- [What this task involves] Every entry must be given again exactly.

- [Rows]
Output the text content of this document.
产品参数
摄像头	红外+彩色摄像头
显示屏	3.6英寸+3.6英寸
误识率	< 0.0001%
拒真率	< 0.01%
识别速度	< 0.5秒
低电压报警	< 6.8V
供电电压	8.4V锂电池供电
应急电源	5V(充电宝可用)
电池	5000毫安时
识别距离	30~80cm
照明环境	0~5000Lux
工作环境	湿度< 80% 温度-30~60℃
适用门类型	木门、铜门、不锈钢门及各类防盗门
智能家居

- [Answer to the exercise]
Output the text content of this document.
产品参数
摄像头	红外+彩色摄像头
显示屏	3.6英寸+3.6英寸
误识率	< 0.0001%
拒真率	< 0.01%
识别速度	< 0.5秒
低电压报警	< 6.8V
供电电压	8.4V锂电池供电
应急电源	5V(充电宝可用)
电池	5000毫安时
识别距离	30~80cm
照明环境	0~5000Lux
工作环境	湿度< 80% 温度-30~60℃
适用门类型	木门、铜门、不锈钢门及各类防盗门
智能家居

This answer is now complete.